GIVEN REQUEST: Repeat every record below exactly, but leave out any pictures.

RECORDS TO PROCESS:
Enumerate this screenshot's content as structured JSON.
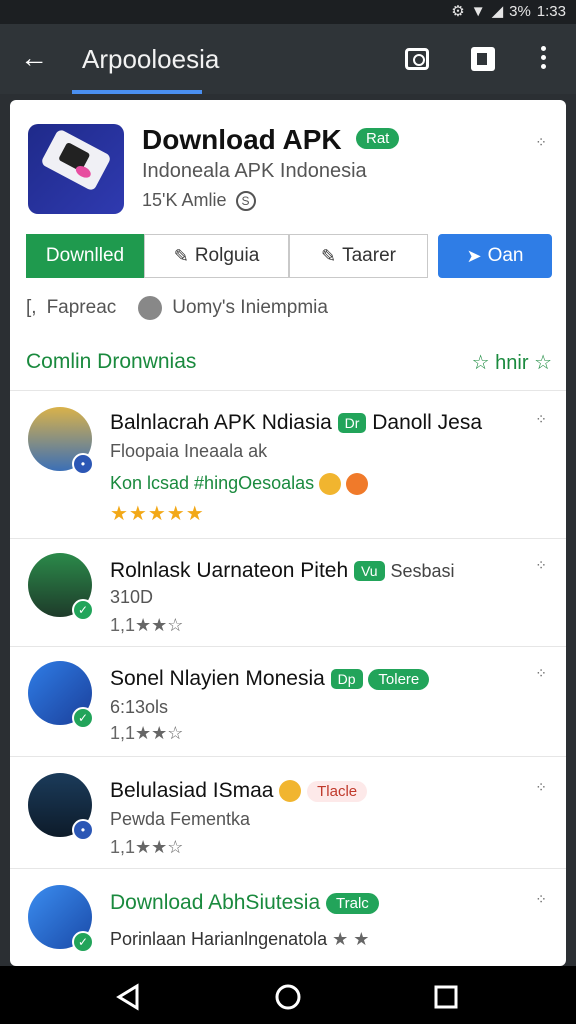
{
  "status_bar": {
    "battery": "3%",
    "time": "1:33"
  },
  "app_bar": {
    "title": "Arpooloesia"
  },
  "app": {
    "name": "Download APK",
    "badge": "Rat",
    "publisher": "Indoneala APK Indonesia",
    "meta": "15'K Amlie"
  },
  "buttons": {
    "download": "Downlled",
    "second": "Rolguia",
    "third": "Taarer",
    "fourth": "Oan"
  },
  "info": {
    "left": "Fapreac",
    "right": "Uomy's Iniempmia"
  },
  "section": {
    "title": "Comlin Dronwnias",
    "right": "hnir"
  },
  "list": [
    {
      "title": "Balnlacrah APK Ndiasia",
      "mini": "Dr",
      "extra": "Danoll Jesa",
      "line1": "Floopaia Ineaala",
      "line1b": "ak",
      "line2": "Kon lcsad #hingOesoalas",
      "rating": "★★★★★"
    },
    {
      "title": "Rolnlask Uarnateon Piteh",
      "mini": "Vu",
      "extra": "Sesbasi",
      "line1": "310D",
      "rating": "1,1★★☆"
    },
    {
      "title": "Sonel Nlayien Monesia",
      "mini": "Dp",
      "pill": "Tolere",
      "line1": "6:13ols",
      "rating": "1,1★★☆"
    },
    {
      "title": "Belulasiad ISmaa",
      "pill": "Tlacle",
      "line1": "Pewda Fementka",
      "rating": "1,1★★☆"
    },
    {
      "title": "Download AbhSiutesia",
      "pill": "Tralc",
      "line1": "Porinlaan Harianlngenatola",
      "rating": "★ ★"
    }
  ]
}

WORKED ANSWER:
Enumerate this screenshot's content as structured JSON.
{
  "status_bar": {
    "battery": "3%",
    "time": "1:33"
  },
  "app_bar": {
    "title": "Arpooloesia"
  },
  "app": {
    "name": "Download APK",
    "badge": "Rat",
    "publisher": "Indoneala APK Indonesia",
    "meta": "15'K Amlie"
  },
  "buttons": {
    "download": "Downlled",
    "second": "Rolguia",
    "third": "Taarer",
    "fourth": "Oan"
  },
  "info": {
    "left": "Fapreac",
    "right": "Uomy's Iniempmia"
  },
  "section": {
    "title": "Comlin Dronwnias",
    "right": "hnir"
  },
  "list": [
    {
      "title": "Balnlacrah APK Ndiasia",
      "mini": "Dr",
      "extra": "Danoll Jesa",
      "line1": "Floopaia Ineaala",
      "line1b": "ak",
      "line2": "Kon lcsad #hingOesoalas",
      "rating": "★★★★★"
    },
    {
      "title": "Rolnlask Uarnateon Piteh",
      "mini": "Vu",
      "extra": "Sesbasi",
      "line1": "310D",
      "rating": "1,1★★☆"
    },
    {
      "title": "Sonel Nlayien Monesia",
      "mini": "Dp",
      "pill": "Tolere",
      "line1": "6:13ols",
      "rating": "1,1★★☆"
    },
    {
      "title": "Belulasiad ISmaa",
      "pill": "Tlacle",
      "line1": "Pewda Fementka",
      "rating": "1,1★★☆"
    },
    {
      "title": "Download AbhSiutesia",
      "pill": "Tralc",
      "line1": "Porinlaan Harianlngenatola",
      "rating": "★ ★"
    }
  ]
}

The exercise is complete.